EXERCISE INSTRUCTIONS. Locate and copy each line in the data that contains the word "without".
>> Begin
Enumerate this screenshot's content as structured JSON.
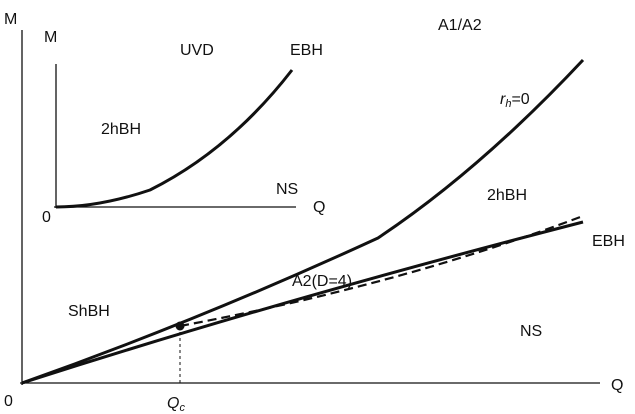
{
  "colors": {
    "ink": "#111111",
    "background": "#ffffff"
  },
  "main": {
    "axis_m": "M",
    "axis_q": "Q",
    "origin": "0",
    "qc_main": "Q",
    "qc_sub": "c",
    "region_top": "A1/A2",
    "curve_rh_main": "r",
    "curve_rh_sub": "h",
    "curve_rh_rest": "=0",
    "region_middle": "2hBH",
    "curve_ebh": "EBH",
    "curve_a2": "A2(D=4)",
    "region_left": "ShBH",
    "region_bottom": "NS"
  },
  "inset": {
    "axis_m": "M",
    "axis_q": "Q",
    "origin": "0",
    "region_top": "UVD",
    "curve_ebh": "EBH",
    "region_left": "2hBH",
    "region_bottom": "NS"
  }
}
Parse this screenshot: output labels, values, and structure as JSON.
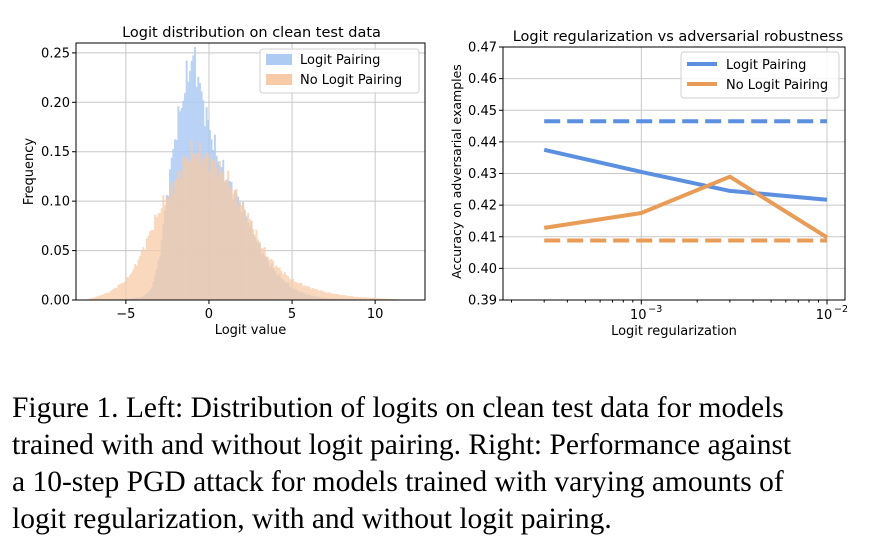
{
  "chart_data": [
    {
      "type": "histogram",
      "title": "Logit distribution on clean test data",
      "xlabel": "Logit value",
      "ylabel": "Frequency",
      "xlim": [
        -8,
        13
      ],
      "ylim": [
        0,
        0.26
      ],
      "xticks": [
        -5,
        0,
        5,
        10
      ],
      "xtick_labels": [
        "−5",
        "0",
        "5",
        "10"
      ],
      "yticks": [
        0,
        0.05,
        0.1,
        0.15,
        0.2,
        0.25
      ],
      "ytick_labels": [
        "0.00",
        "0.05",
        "0.10",
        "0.15",
        "0.20",
        "0.25"
      ],
      "grid": true,
      "legend_position": "top-right",
      "bin_width": 0.1,
      "series": [
        {
          "name": "Logit Pairing",
          "color": "#aecbf4",
          "x": [
            -6,
            -5,
            -4,
            -3.5,
            -3,
            -2.5,
            -2,
            -1.5,
            -1.2,
            -1,
            -0.8,
            -0.5,
            0,
            0.5,
            1,
            1.5,
            2,
            2.5,
            3,
            3.5,
            4,
            5,
            6,
            7,
            8,
            9,
            10
          ],
          "y": [
            0,
            0.001,
            0.003,
            0.01,
            0.04,
            0.11,
            0.17,
            0.21,
            0.235,
            0.245,
            0.24,
            0.21,
            0.175,
            0.145,
            0.125,
            0.11,
            0.095,
            0.075,
            0.055,
            0.04,
            0.028,
            0.012,
            0.005,
            0.002,
            0.001,
            0.0005,
            0
          ]
        },
        {
          "name": "No Logit Pairing",
          "color": "#f7cba7",
          "x": [
            -7.5,
            -7,
            -6,
            -5,
            -4.5,
            -4,
            -3.5,
            -3,
            -2.5,
            -2,
            -1.5,
            -1,
            -0.5,
            0,
            0.5,
            1,
            1.5,
            2,
            2.5,
            3,
            3.5,
            4,
            5,
            6,
            7,
            8,
            9,
            10,
            11,
            12
          ],
          "y": [
            0,
            0.002,
            0.008,
            0.02,
            0.032,
            0.05,
            0.07,
            0.09,
            0.105,
            0.12,
            0.14,
            0.15,
            0.148,
            0.142,
            0.135,
            0.125,
            0.11,
            0.095,
            0.08,
            0.06,
            0.045,
            0.035,
            0.02,
            0.013,
            0.008,
            0.005,
            0.003,
            0.002,
            0.001,
            0
          ]
        }
      ]
    },
    {
      "type": "line",
      "title": "Logit regularization vs adversarial robustness",
      "xlabel": "Logit regularization",
      "ylabel": "Accuracy on adversarial examples",
      "xscale": "log",
      "xlim": [
        0.00018,
        0.0125
      ],
      "ylim": [
        0.39,
        0.47
      ],
      "xticks": [
        0.001,
        0.01
      ],
      "yticks": [
        0.39,
        0.4,
        0.41,
        0.42,
        0.43,
        0.44,
        0.45,
        0.46,
        0.47
      ],
      "ytick_labels": [
        "0.39",
        "0.40",
        "0.41",
        "0.42",
        "0.43",
        "0.44",
        "0.45",
        "0.46",
        "0.47"
      ],
      "grid": true,
      "legend_position": "top-right",
      "series": [
        {
          "name": "Logit Pairing",
          "color": "#5b8fe0",
          "style": "solid",
          "x": [
            0.0003,
            0.001,
            0.003,
            0.01
          ],
          "y": [
            0.4375,
            0.4305,
            0.4245,
            0.4217
          ]
        },
        {
          "name": "No Logit Pairing",
          "color": "#e89c55",
          "style": "solid",
          "x": [
            0.0003,
            0.001,
            0.003,
            0.01
          ],
          "y": [
            0.4128,
            0.4175,
            0.429,
            0.4098
          ]
        },
        {
          "name": "",
          "color": "#5b8fe0",
          "style": "dashed",
          "x": [
            0.0003,
            0.01
          ],
          "y": [
            0.4465,
            0.4465
          ]
        },
        {
          "name": "",
          "color": "#e89c55",
          "style": "dashed",
          "x": [
            0.0003,
            0.01
          ],
          "y": [
            0.4088,
            0.4088
          ]
        }
      ]
    }
  ],
  "caption": {
    "lines": [
      "Figure 1.  Left: Distribution of logits on clean test data for models",
      "trained with and without logit pairing. Right: Performance against",
      "a 10-step PGD attack for models trained with varying amounts of",
      "logit regularization, with and without logit pairing."
    ]
  }
}
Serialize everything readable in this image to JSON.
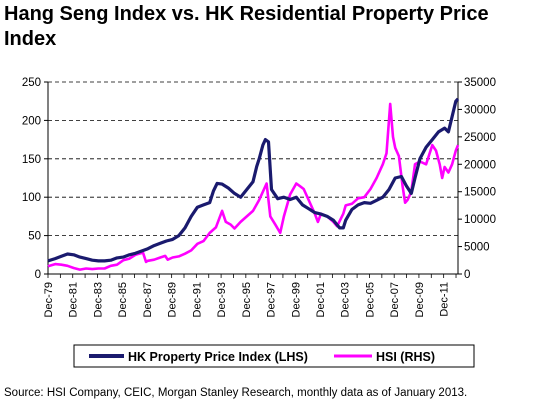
{
  "chart_data": {
    "type": "line",
    "title": "Hang Seng Index vs. HK Residential Property Price Index",
    "source": "Source: HSI Company, CEIC, Morgan Stanley Research, monthly data as of January 2013.",
    "x_ticks": [
      "Dec-79",
      "Dec-81",
      "Dec-83",
      "Dec-85",
      "Dec-87",
      "Dec-89",
      "Dec-91",
      "Dec-93",
      "Dec-95",
      "Dec-97",
      "Dec-99",
      "Dec-01",
      "Dec-03",
      "Dec-05",
      "Dec-07",
      "Dec-09",
      "Dec-11"
    ],
    "x_range": [
      1979.92,
      2013.08
    ],
    "y_left": {
      "ylim": [
        0,
        250
      ],
      "ticks": [
        "0",
        "50",
        "100",
        "150",
        "200",
        "250"
      ]
    },
    "y_right": {
      "ylim": [
        0,
        35000
      ],
      "ticks": [
        "0",
        "5000",
        "10000",
        "15000",
        "20000",
        "25000",
        "30000",
        "35000"
      ]
    },
    "grid": "horizontal dashed",
    "legend_position": "bottom",
    "colors": {
      "property": "#1a1a6e",
      "hsi": "#ff00ff"
    },
    "series": [
      {
        "name": "HK Property Price Index (LHS)",
        "axis": "left",
        "x": [
          1979.92,
          1980.5,
          1981.0,
          1981.5,
          1982.0,
          1982.5,
          1983.0,
          1983.5,
          1984.0,
          1984.5,
          1985.0,
          1985.5,
          1986.0,
          1986.5,
          1987.0,
          1987.5,
          1988.0,
          1988.5,
          1989.0,
          1989.5,
          1990.0,
          1990.5,
          1991.0,
          1991.5,
          1992.0,
          1992.5,
          1993.0,
          1993.3,
          1993.6,
          1994.0,
          1994.5,
          1995.0,
          1995.5,
          1996.0,
          1996.5,
          1996.8,
          1997.0,
          1997.3,
          1997.5,
          1997.75,
          1998.0,
          1998.5,
          1999.0,
          1999.5,
          2000.0,
          2000.5,
          2001.0,
          2001.5,
          2002.0,
          2002.5,
          2003.0,
          2003.5,
          2003.8,
          2004.0,
          2004.5,
          2005.0,
          2005.5,
          2006.0,
          2006.5,
          2007.0,
          2007.5,
          2008.0,
          2008.5,
          2008.9,
          2009.3,
          2009.6,
          2010.0,
          2010.5,
          2011.0,
          2011.5,
          2012.0,
          2012.3,
          2012.6,
          2012.9,
          2013.08
        ],
        "values": [
          17,
          20,
          23,
          26,
          25,
          22,
          20,
          18,
          17,
          17,
          18,
          21,
          22,
          25,
          27,
          30,
          33,
          37,
          40,
          43,
          45,
          50,
          60,
          75,
          87,
          90,
          93,
          108,
          118,
          117,
          112,
          105,
          100,
          110,
          120,
          140,
          150,
          168,
          175,
          172,
          110,
          98,
          100,
          97,
          100,
          90,
          85,
          80,
          78,
          75,
          70,
          60,
          60,
          70,
          84,
          90,
          93,
          92,
          96,
          100,
          110,
          125,
          127,
          115,
          105,
          125,
          150,
          165,
          175,
          185,
          190,
          185,
          205,
          225,
          228
        ]
      },
      {
        "name": "HSI (RHS)",
        "axis": "right",
        "x": [
          1979.92,
          1980.5,
          1981.0,
          1981.5,
          1982.0,
          1982.5,
          1983.0,
          1983.5,
          1984.0,
          1984.5,
          1985.0,
          1985.5,
          1986.0,
          1986.5,
          1987.0,
          1987.6,
          1987.85,
          1988.0,
          1988.5,
          1989.0,
          1989.4,
          1989.6,
          1990.0,
          1990.5,
          1991.0,
          1991.5,
          1992.0,
          1992.5,
          1993.0,
          1993.5,
          1994.0,
          1994.3,
          1994.7,
          1995.0,
          1995.5,
          1996.0,
          1996.5,
          1997.0,
          1997.6,
          1997.9,
          1998.3,
          1998.7,
          1999.0,
          1999.5,
          2000.0,
          2000.3,
          2000.6,
          2001.0,
          2001.5,
          2001.75,
          2002.0,
          2002.5,
          2003.0,
          2003.3,
          2003.8,
          2004.0,
          2004.5,
          2005.0,
          2005.5,
          2006.0,
          2006.5,
          2007.0,
          2007.3,
          2007.6,
          2007.82,
          2008.0,
          2008.3,
          2008.6,
          2008.8,
          2009.0,
          2009.3,
          2009.6,
          2010.0,
          2010.5,
          2011.0,
          2011.3,
          2011.6,
          2011.8,
          2012.0,
          2012.3,
          2012.6,
          2012.9,
          2013.08
        ],
        "values": [
          1400,
          1800,
          1700,
          1500,
          1100,
          800,
          1000,
          900,
          1000,
          1000,
          1500,
          1700,
          2500,
          2800,
          3500,
          3900,
          2200,
          2400,
          2600,
          3000,
          3300,
          2600,
          3000,
          3200,
          3700,
          4300,
          5500,
          6000,
          7500,
          8500,
          11500,
          9500,
          9000,
          8300,
          9500,
          10500,
          11500,
          13500,
          16500,
          10500,
          9000,
          7500,
          10500,
          14500,
          16500,
          16000,
          15500,
          13500,
          11000,
          9500,
          11000,
          10500,
          9500,
          8700,
          11000,
          12500,
          12800,
          13800,
          14000,
          15500,
          17500,
          20000,
          22000,
          31000,
          25000,
          23000,
          21500,
          16000,
          13000,
          13500,
          15000,
          20000,
          20500,
          20000,
          23500,
          22500,
          20000,
          17500,
          19500,
          18500,
          20000,
          22500,
          23500
        ]
      }
    ]
  }
}
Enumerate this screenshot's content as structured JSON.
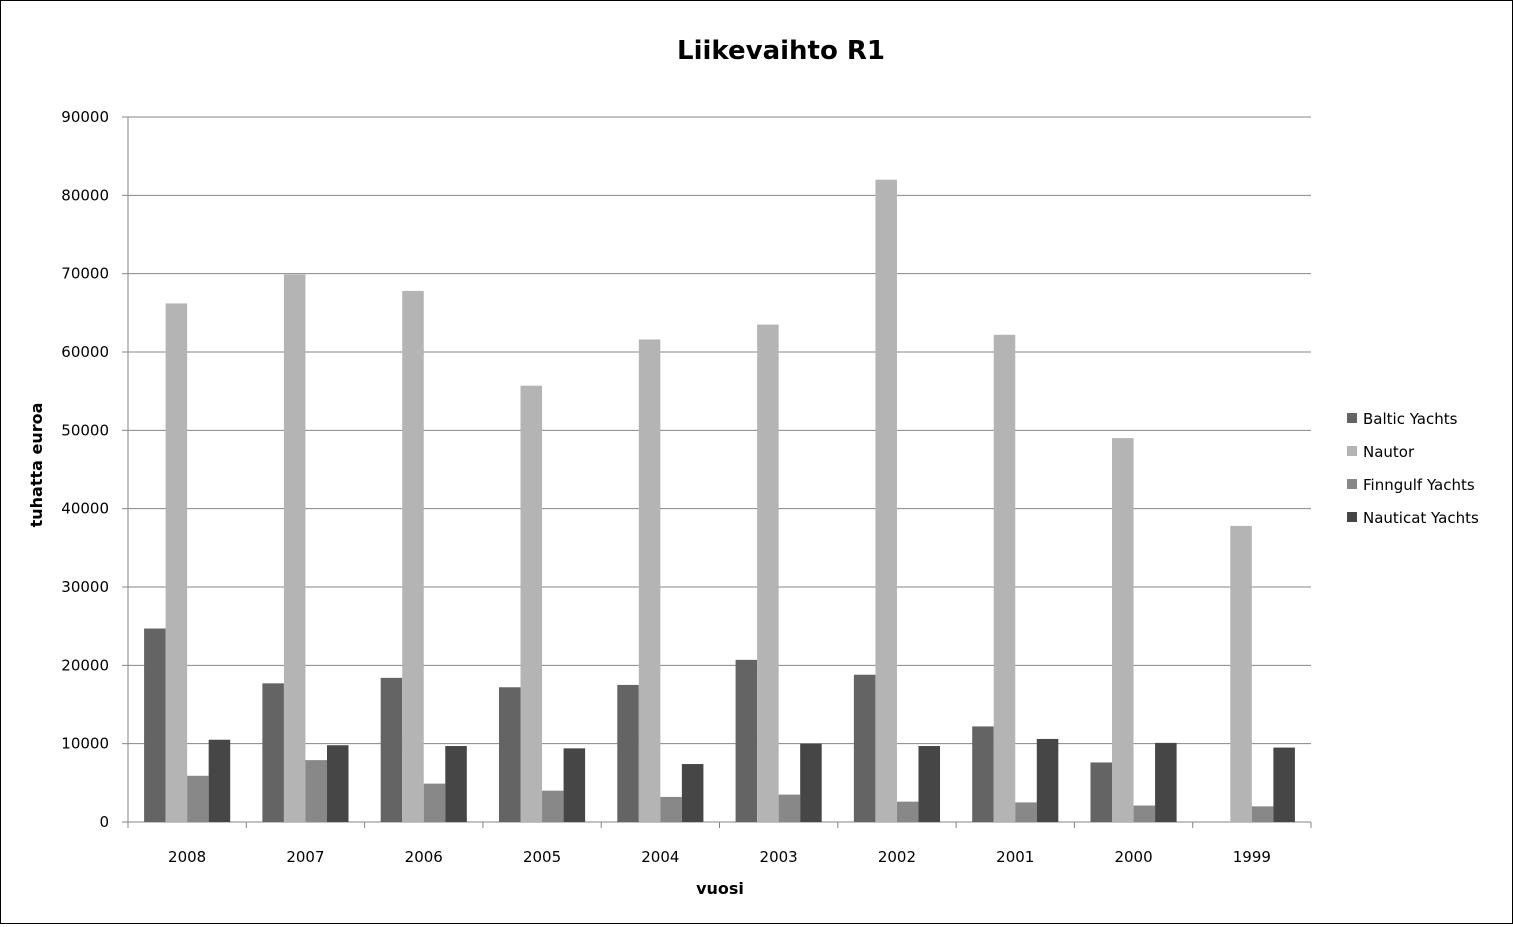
{
  "chart_data": {
    "type": "bar",
    "title": "Liikevaihto R1",
    "xlabel": "vuosi",
    "ylabel": "tuhatta euroa",
    "ylim": [
      0,
      90000
    ],
    "yticks": [
      0,
      10000,
      20000,
      30000,
      40000,
      50000,
      60000,
      70000,
      80000,
      90000
    ],
    "grid": true,
    "legend_position": "right",
    "categories": [
      "2008",
      "2007",
      "2006",
      "2005",
      "2004",
      "2003",
      "2002",
      "2001",
      "2000",
      "1999"
    ],
    "series": [
      {
        "name": "Baltic Yachts",
        "color": "#646464",
        "values": [
          24700,
          17700,
          18400,
          17200,
          17500,
          20700,
          18800,
          12200,
          7600,
          0
        ]
      },
      {
        "name": "Nautor",
        "color": "#b4b4b4",
        "values": [
          66200,
          69900,
          67800,
          55700,
          61600,
          63500,
          82000,
          62200,
          49000,
          37800
        ]
      },
      {
        "name": "Finngulf Yachts",
        "color": "#888888",
        "values": [
          5900,
          7900,
          4900,
          4000,
          3200,
          3500,
          2600,
          2500,
          2100,
          2000
        ]
      },
      {
        "name": "Nauticat Yachts",
        "color": "#464646",
        "values": [
          10500,
          9800,
          9700,
          9400,
          7400,
          10000,
          9700,
          10600,
          10100,
          9500
        ]
      }
    ]
  }
}
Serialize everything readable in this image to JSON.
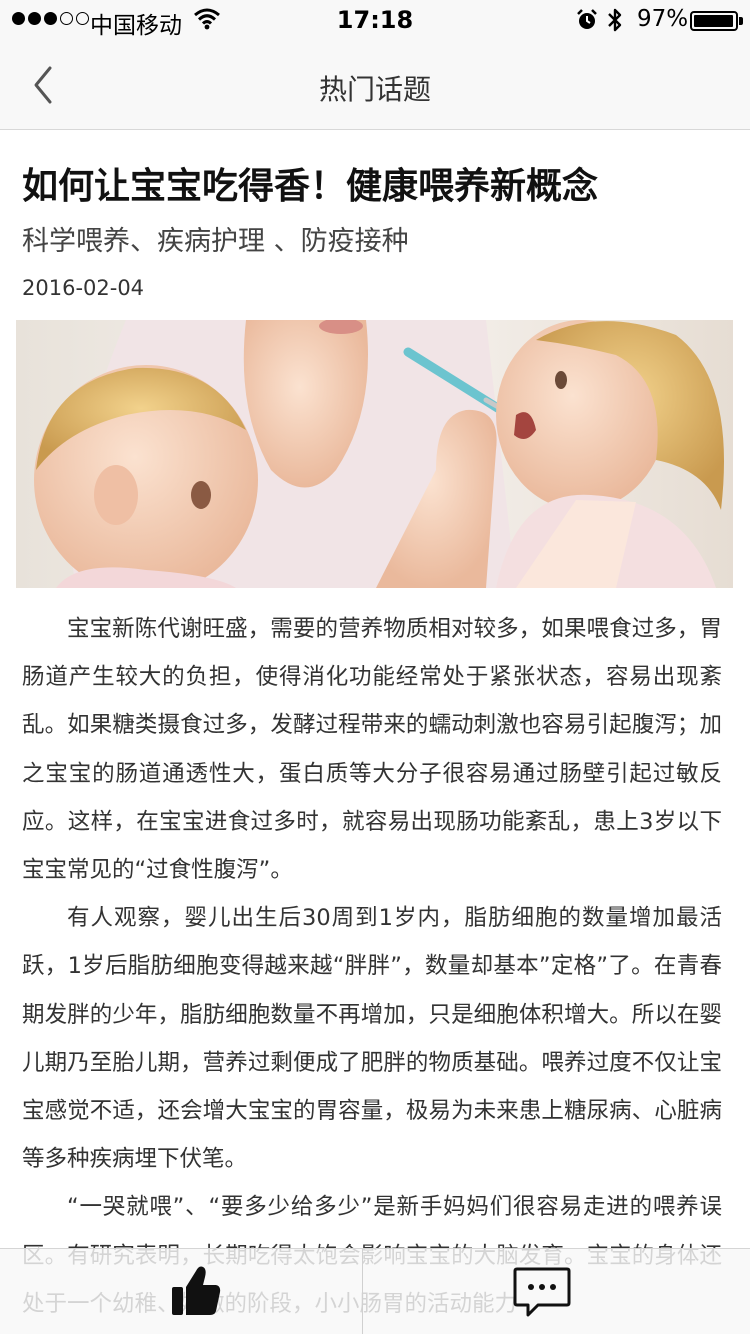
>> End
COMPLETED EXERCISE.
      "trained with and without logit pairing. Right: Performance against",
      "logit regularization, with and without logit pairing."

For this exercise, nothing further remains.